* [Direction]:
Reproduce the material in full, unchanged.

** Start of Materials provided **

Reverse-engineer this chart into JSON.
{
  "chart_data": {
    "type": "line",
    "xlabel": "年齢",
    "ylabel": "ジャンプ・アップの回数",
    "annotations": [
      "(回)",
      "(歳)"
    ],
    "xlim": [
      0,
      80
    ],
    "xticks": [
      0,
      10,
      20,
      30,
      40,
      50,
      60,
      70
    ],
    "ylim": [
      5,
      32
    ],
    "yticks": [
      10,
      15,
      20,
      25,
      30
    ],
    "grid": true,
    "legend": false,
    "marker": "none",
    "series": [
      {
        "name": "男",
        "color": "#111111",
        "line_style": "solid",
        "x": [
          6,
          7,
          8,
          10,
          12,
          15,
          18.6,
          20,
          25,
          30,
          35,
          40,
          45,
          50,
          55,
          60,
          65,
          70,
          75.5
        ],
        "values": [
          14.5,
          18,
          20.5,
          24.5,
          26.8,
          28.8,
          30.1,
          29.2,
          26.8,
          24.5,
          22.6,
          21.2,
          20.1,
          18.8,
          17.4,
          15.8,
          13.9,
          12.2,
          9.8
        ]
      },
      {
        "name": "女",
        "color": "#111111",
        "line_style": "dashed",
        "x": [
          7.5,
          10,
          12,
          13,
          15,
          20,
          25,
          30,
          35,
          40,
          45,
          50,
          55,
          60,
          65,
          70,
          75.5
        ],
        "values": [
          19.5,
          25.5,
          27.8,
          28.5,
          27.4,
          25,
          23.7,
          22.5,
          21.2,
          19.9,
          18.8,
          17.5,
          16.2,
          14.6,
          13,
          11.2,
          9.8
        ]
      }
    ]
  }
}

** End of Materials provided **

* [Output of the task]:
Reverse-engineer this chart into JSON.
{
  "chart_data": {
    "type": "line",
    "xlabel": "年齢",
    "ylabel": "ジャンプ・アップの回数",
    "annotations": [
      "(回)",
      "(歳)"
    ],
    "xlim": [
      0,
      80
    ],
    "xticks": [
      0,
      10,
      20,
      30,
      40,
      50,
      60,
      70
    ],
    "ylim": [
      5,
      32
    ],
    "yticks": [
      10,
      15,
      20,
      25,
      30
    ],
    "grid": true,
    "legend": false,
    "marker": "none",
    "series": [
      {
        "name": "男",
        "color": "#111111",
        "line_style": "solid",
        "x": [
          6,
          7,
          8,
          10,
          12,
          15,
          18.6,
          20,
          25,
          30,
          35,
          40,
          45,
          50,
          55,
          60,
          65,
          70,
          75.5
        ],
        "values": [
          14.5,
          18,
          20.5,
          24.5,
          26.8,
          28.8,
          30.1,
          29.2,
          26.8,
          24.5,
          22.6,
          21.2,
          20.1,
          18.8,
          17.4,
          15.8,
          13.9,
          12.2,
          9.8
        ]
      },
      {
        "name": "女",
        "color": "#111111",
        "line_style": "dashed",
        "x": [
          7.5,
          10,
          12,
          13,
          15,
          20,
          25,
          30,
          35,
          40,
          45,
          50,
          55,
          60,
          65,
          70,
          75.5
        ],
        "values": [
          19.5,
          25.5,
          27.8,
          28.5,
          27.4,
          25,
          23.7,
          22.5,
          21.2,
          19.9,
          18.8,
          17.5,
          16.2,
          14.6,
          13,
          11.2,
          9.8
        ]
      }
    ]
  }
}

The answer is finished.